**Detalles del problema**
¿Podrías escribir cómo sigue el texto sobre el período de la Carta de Rionegro, empezando justo después de su última oración?

**Texto para leer**
★ ★ ★ ★ ★

Como no hay nada nuevo bajo el sol, también durante la vigencia de la Carta de Rionegro los poderes del presidente en materia de orden público fueron motivo de permanente controversia entre las facciones en que se encontraba dividido el liberalismo.

A partir de la guerra de 1875, se hizo patente la necesidad de fortalecer el ejecutivo federal y, en efecto, tras sonados debates de los cuales da cuenta el estudio que comentamos, algo se avanzó en este camino. No solamente el texto constitucional era muy débil porque sólo le asignaba un papel de espectador al gobierno, empleando el término “velar por el orden público”, sino que la propia Guardia Colombiana estaba integrada por unidades notoriamente insuficientes para preservar el orden en el vasto territorio de la república.

El caso de Panamá es altamente ilustrativo acerca del papel de la Guardia Nacional en aquellos años. Se debatía ardorosamente acerca de si convenía integrarla con elementos humanos del norte del país o si se justificaba someter a los riesgos de las enfer­medades tropicales a indígenas y mestizos del altiplano cundiboyacense. En el fondo se trataba de una cuestión política bastante peculiar. El voto del Estado de Panamá era solidario con el del resto de los Estados costeños y al mismo tiempo era el escenario predilecto para dar golpes de cuartel y deponer a los presidentes del bando contrario, aprovechando la enorme distancia de la capital. En alguna forma han debido pesar estos antecedentes sobre la inestabilidad institucional de Panamá desde su independencia. No en vano durante el siglo XIX los propios gobernantes colombianos fomentaron el desalojo de presidentes del Estado Soberano de Panamá elegidos legítimamente.

La obra de la señora Delpar descorre un velo sobre esta etapa de nuestra vida como nación. Más de una vez me he preguntado por qué razón reviste tan poco interés el estudio del período comprendido entre 1863 y 1885. ¿Será acaso por la brevedad de los períodos presidenciales de dos años que no permitían la continuidad de ningún proyecto de envergadura? ¿O será porque los escritores de la Regeneración, principalmente quienes se ocuparon de los textos de enseñanza de la historia, omitieron deliberadamente la investigación de las ejecutorias de los gobernantes radicales? También pudo ser por la transformación económica que sufrió el país al verse sustituidos sus rubros de exportación, como la quina, el tabaco y el añil, por el café, que se consolidó por más de un siglo como la espina dorsal de nuestra economía. Tan hondas fueron las repercusiones de este fenómeno que el cultivo del café acabó propiciando el desplazamiento del centro de gravedad del país del oriente del Río Magdalena hacia el occidente.

★ ★ ★ ★ ★

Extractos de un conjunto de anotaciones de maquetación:
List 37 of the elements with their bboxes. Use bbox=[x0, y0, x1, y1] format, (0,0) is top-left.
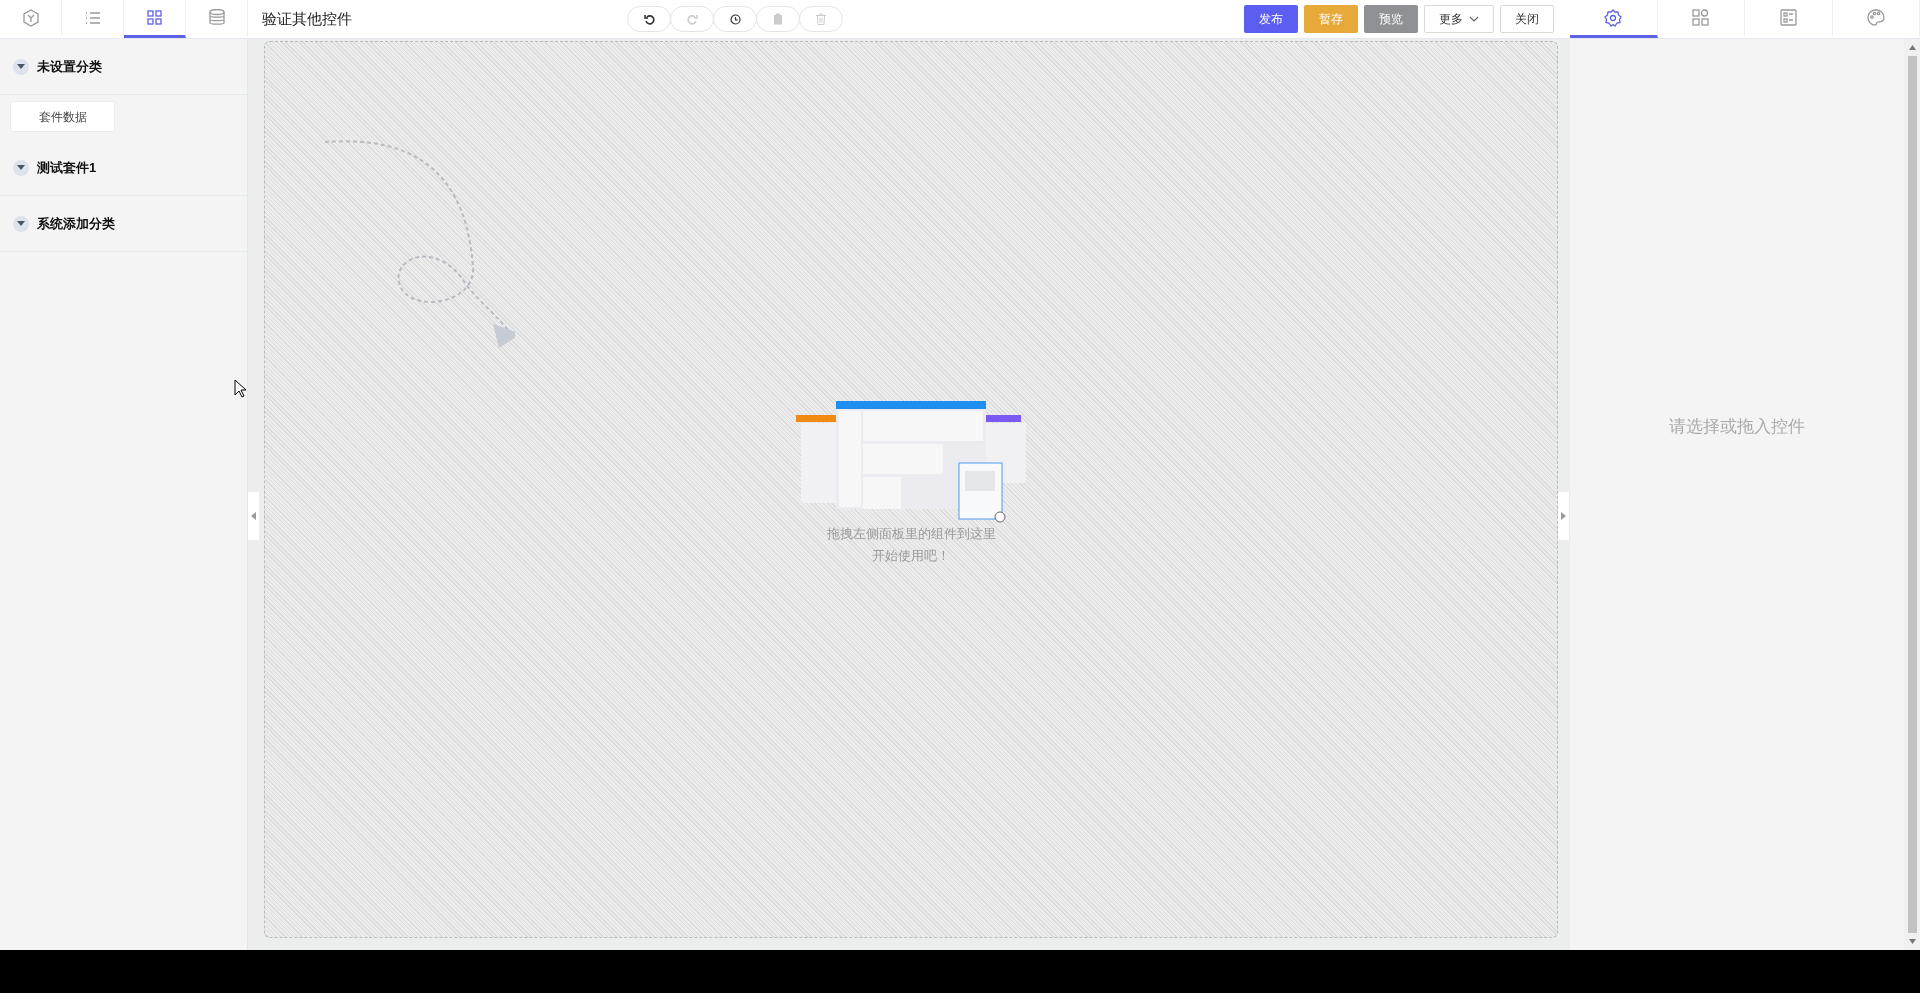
more-dropdown[interactable]: 更多 bbox=[1424, 5, 1494, 33]
collapse-handle[interactable] bbox=[248, 492, 259, 540]
scroll-down-icon bbox=[1908, 939, 1916, 944]
panel-tab[interactable] bbox=[124, 0, 186, 38]
cube-icon bbox=[22, 8, 39, 27]
caret-icon[interactable] bbox=[13, 215, 29, 232]
grid-icon bbox=[147, 10, 162, 25]
group-title[interactable]: 未设置分类 bbox=[37, 56, 102, 77]
caret-icon[interactable] bbox=[13, 159, 29, 176]
settings-icon bbox=[1604, 8, 1623, 27]
publish-button[interactable]: 发布 bbox=[1244, 5, 1298, 33]
palette-icon bbox=[1866, 9, 1885, 26]
database-icon bbox=[208, 9, 225, 26]
components-icon bbox=[1692, 9, 1710, 26]
scroll-up-icon bbox=[1908, 45, 1916, 50]
panel-tab[interactable] bbox=[1570, 0, 1658, 38]
page-title: 验证其他控件 bbox=[261, 8, 353, 29]
clock-icon bbox=[729, 13, 741, 25]
undo-button[interactable] bbox=[627, 6, 671, 32]
history-button[interactable] bbox=[713, 6, 757, 32]
component-item[interactable]: 套件数据 bbox=[10, 101, 115, 132]
undo-icon bbox=[643, 13, 655, 25]
scrollbar[interactable] bbox=[1904, 39, 1920, 950]
chevron-down-icon bbox=[1469, 16, 1479, 22]
group-title[interactable]: 测试套件1 bbox=[37, 157, 97, 178]
list-icon bbox=[84, 10, 101, 25]
trash-icon bbox=[816, 13, 826, 25]
canvas-hint: 开始使用吧！ bbox=[872, 546, 950, 565]
caret-icon[interactable] bbox=[13, 58, 29, 75]
close-button[interactable]: 关闭 bbox=[1500, 5, 1554, 33]
canvas-hint: 拖拽左侧面板里的组件到这里 bbox=[826, 524, 996, 543]
form-icon bbox=[1779, 9, 1797, 26]
empty-hint: 请选择或拖入控件 bbox=[1669, 416, 1805, 438]
group-title[interactable]: 系统添加分类 bbox=[37, 213, 115, 234]
clipboard-icon bbox=[773, 13, 783, 25]
collapse-handle[interactable] bbox=[1558, 492, 1569, 540]
redo-icon bbox=[686, 13, 698, 25]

★ ★ ★ ★ ★

**Resultado obtenido**
Si bien es cierto que el Estado de Antioquia pesaba en forma decisiva sobre la vida nacional en lo político, por cuanto que era el santuario del partido conservador, su significación económica era nula en comparación con lo que vino a ser bajo el régimen centralista de 1886.

Ya otros investigadores norteamericanos han descrito prolijamente la migración antioqueña en el o ccidente colombiano, que corresponde en nuestros días a la zona cafetera, y no faltaron quienes estudiaran las razones de la decadencia de Santander, principalmente de El Socorro, como centro de gravedad política y económica durante la vigencia del Estatuto de 1863. La señora Delpar es maestra en analizar el tema. De su estudio se desprende que los presidentes y los ministros de la época radical eran casi todos oriundos de Cundinamarca, Boyacá y Santander, en proporción de tres por uno. El Estado de Santander producía quina y tabaco, sombreros de jipi japa y bocadillos veleños en cantidades apreciables para la modestísima economía de la época. Inclusive, el café comenzó a desarrollarse en el norte del Estado, cuando sembrarlo era la penitencia que le imponía el padre Romero a sus feligreses. No sólo se distinguía el Estado, aliado de Antioquia, entre los que constituían los Estados Unidos de Colombia, por la laboriosidad y disciplina de sus habitantes sino que la presidencia del Estado era una especie de posgrado en administración pública y antesala para la presidencia de la República.

No se equivoca la autora en la importancia que le atribuye a la figura de Núñez en el campo político. No ya en razón de sus indiscutibles dotes de estadista refinadas por su permanencia en el exterior sino por representar a la Costa, incluyendo a Panamá, en la feria de las candidaturas presidenciales.

En razón de sus atributos como hombres de Estado lo acompañaron por mucho tiempo los mejores cerebros del liberalismo: un Salvador Camacho, un Miguel Samper, un José María Samper, un Felipe Angulo, un Eliseo Payán, un Ramón Santo Domingo Vila, un José María Campos Serrano, muchos de los cuales lo abandonaron posteriormente, sino que por una inocultable solidaridad regional siempre contó con la simpatía de Estados como Magdalena, Bolívar y Panamá en donde sus eventuales contendores sólo alcanzaban cifras ridículas del sufragio popular.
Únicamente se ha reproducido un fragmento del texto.